## Okuma Metni
»»

İstanbul Sözleşmesi kritik virajda
Eşikte dediğime bakmayın. Çok belli ne olacağı.
Toplumda son üç dört yıl içinde devlet tarafından da pohpohlanarak serpilmiş, kendi ahlak algısını, kendi siyasi doğrularını, kendi din anlayışını dayatmayı varoluş sebebi olarak gören, bu arada rejimin demokrasiden mobokrasiye yelken açmasına neden olan bir kitle var. Ak Parti ve MHP de, tabanlarının çelik çekirdeğini oluşturan bu kitlenin taarruzlara boyun eğecek gibi görünüyor.
İstanbul Sözleşmesinin özellikle şiddet gören kadınlara vaadettiği güvenli günlerin sonlarına geldiğimizi hissediyorum, yapılan açıklamalar da bunu gösteriyor kapı arkalarında konuşulanlar da.
Vaddettiği diyorum, çünkü hiç o kadar ciddi uygulanmadı sözleşme muvacehesinde yapılmış 6284 sayılı yasa.
Buna rağmen erkekler ve ‘yeter ki efendilerimiz mutlu olsun’cu kadınlar yıllar yıllar sonra İstanbul Sözleşmesini keşfedip saldırma gereği duyar oldular. 2011’den tam 9 yıl sonra.
Ak Parti’ye muhalefet etmek isteyip edemeyen örgütlü dindarlığın gurur soğuttuğu yerdir İstanbul Sözleşmesi.
Sorunları gören ama zurnanın zırt dediği yere dair iki çift söz edemeyenler, ‘muhalefetten kaçınmış gibi görünmemek’ için, muvazaalı itirazlarını sergilemek için bir kulvar seçtiler, kabak kadınların başına patladı.
Neden? Çünkü kadınlar toplumun en zayıf halkası.
PARDON FAHİŞE DERKEN?

««

## Veri Listesi
»»

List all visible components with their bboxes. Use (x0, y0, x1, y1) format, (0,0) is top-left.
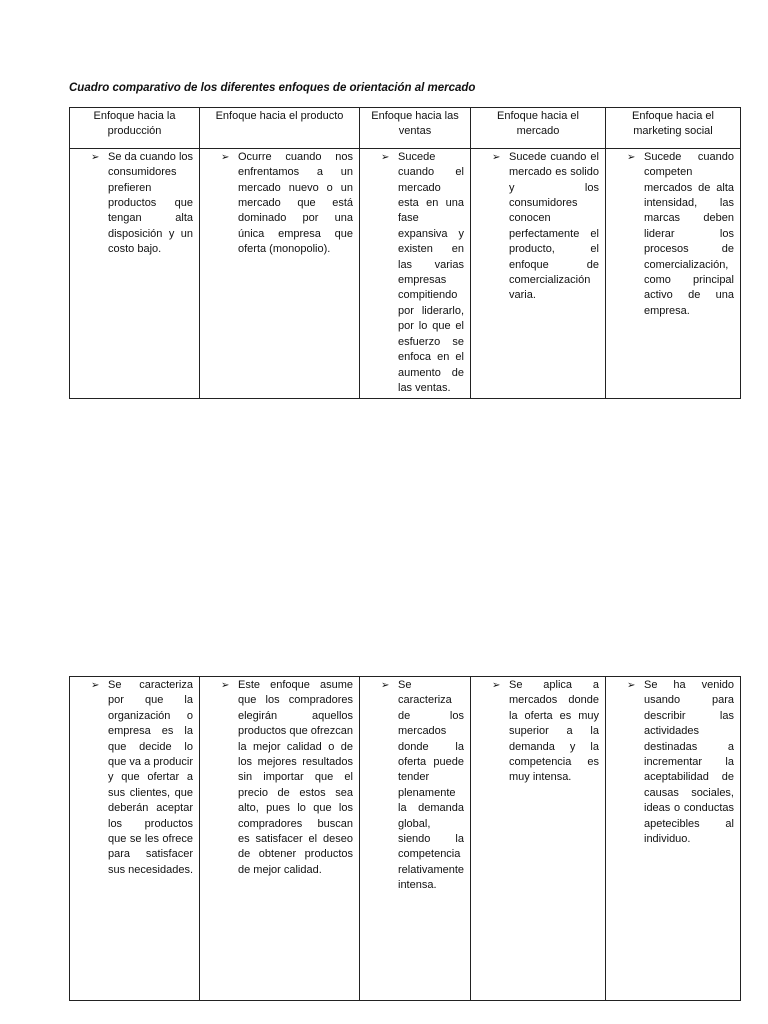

««
»»

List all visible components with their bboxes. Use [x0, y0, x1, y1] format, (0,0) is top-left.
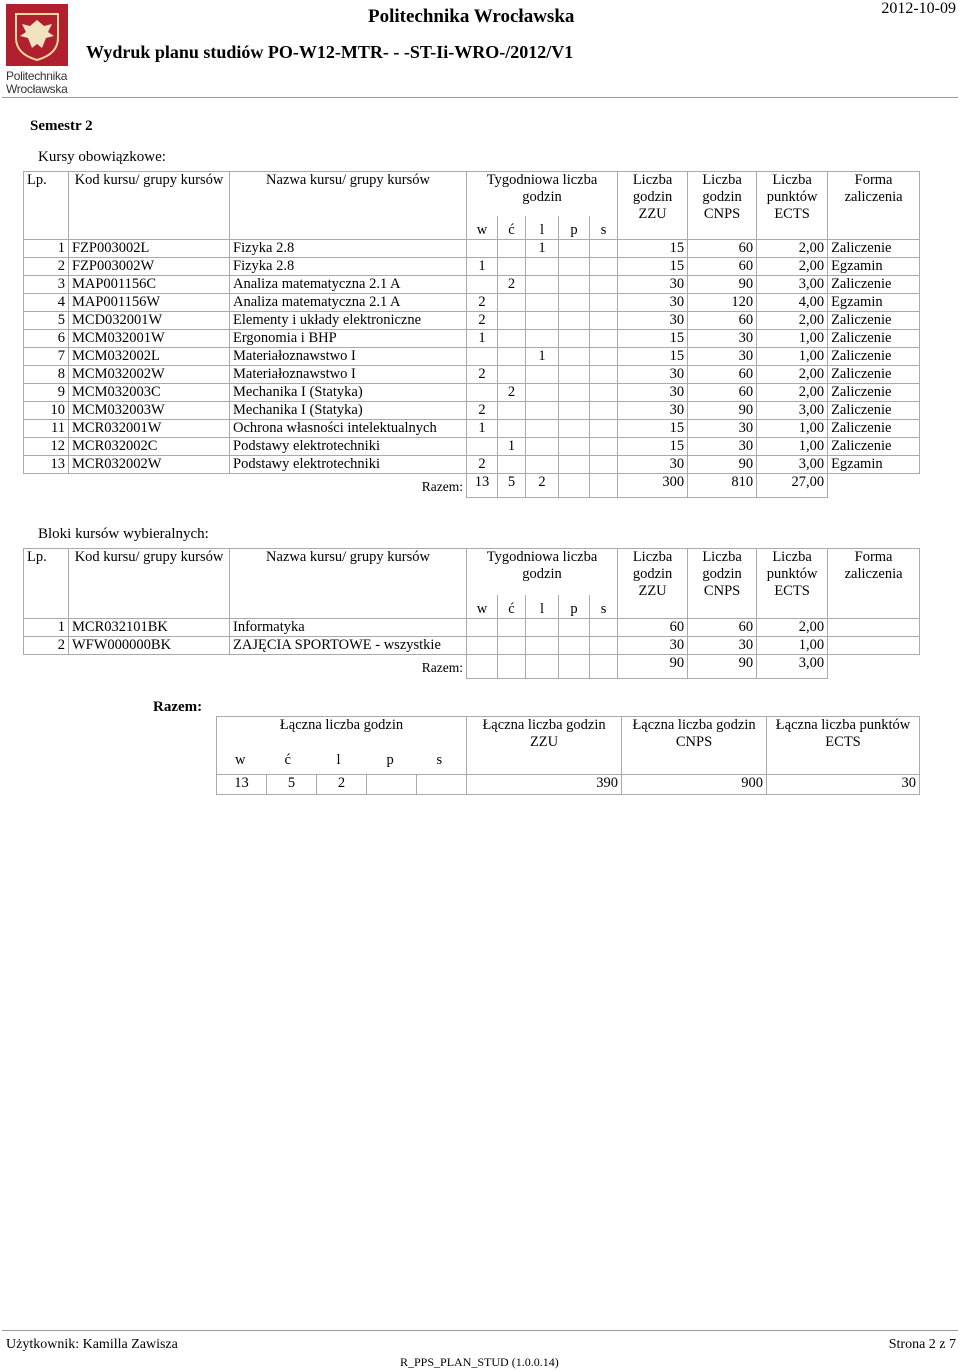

««

## Yapılacak İşler
(a) İstanbul Sözleşmesi yazısına göre sözleşmeye yönelik saldırılar 2011'den kaç yıl sonra başladı?
(b) İstanbul Sözleşmesi yazısında yazar, sözleşmenin kadınlara "güvenli günler" sağladığını değil de bunları "vaadettiğini" söylüyor. Bu kelimeyi neden seçtiğini yazının verdiği gerekçeye dayanarak açıklayın.
(c) İstanbul Sözleşmesi yazısını bıraktığı yerden devam ettirin.
Kayıtlara bakmanıza gerek yok.

## Görev Yanıtları
(a) Tam 9 yıl sonra.

(b) Yazar "vaat etmek" kelimesini seçiyor, çünkü sözleşme muvacehesinde çıkarılan 6284 sayılı yasa hiçbir zaman o kadar ciddi uygulanmadı. Bu yüzden güvenli günler gerçekte sağlanmış değil, yalnızca vaat edilmiş oldu.

(c)
İstanbul Sözleşmesi eleştirilemez değil, dokunulamaz değil, konu sahiden ‘değerlerimiz’ ile tenakuz içinde olan toplumsal cinsiyet tanımı vs olsaydı, başka çözümler bulunabilirdi. Gerekirse bir ya da bir kaç maddeye şerh konurdu. Bu sözleşmeden mütevellit yasa ve uygulamalarda erkeğin, kocanın mağdur edildiği haksızlığa uğradığı vakalar geniş ölçekte ise, düzeltme yapılırdı. Ama mesele gerçekten bu sözleşmeyi istismara yeltenen bir kaç aşırı örnekten yola çıkıp kadınlara haddini, snırını, yerini, durması gereken çizgiyi bildirmek gibi görünüyor. Ve o çizginin bırakın kadın erkek eşitliğini, fırsat eşitliği ile, farklıların eşitliği gibi daha mutedil/geleneklere uygun olasılıklarla bile ilgisi yok.
“İstanbul Sözleşmesi’ni savunanlar, fuhşu savunmuş olur, demek ki onlar fahişedir” şeklinde bir akıl yürütme üzerinden -ki tarihin en kısa akıl yürütmesi bu olsa gerek - sözleşmeyi savunan kişilere ‘fahişe’ diyecek kadar çıldırmış olan Abdurrahman Dilipak yol haritasını şöyle özetliyor: “Lanzarote Sözleşmesi” Şeytan Üçgeninin bir diğer ayağı olan “Avrupa Konseyi Çocukların Cinsel Sömürü ve İstismara Karşı Korunması” sözleşmesi 6084 sayılı kanun ile onaylanmış ve 25.10.2010 tarihinde kanunlaşmış. (İlk ilanı 25 Ekim 2007) Yani sözleşme Mecliste beklemiyor, o iş bitmiş. Bekleyen sözleşme hükümlerinin yasaya dönüştürülmesi. Yani şu anda Türkiye’nin en kolay şekilde çekileceği sözleşme bu Lanzarote sözleşmesi. Kronolojik sırayla gidersek, sonra İstanbul Sözleşmesi ve daha sonra CEDAW. Sonra da CEDAW ve İstanbul Sözleşmesine dayalı yasa ve yönetmeliklerin, genelgelerin değiştirilmesi gerek.”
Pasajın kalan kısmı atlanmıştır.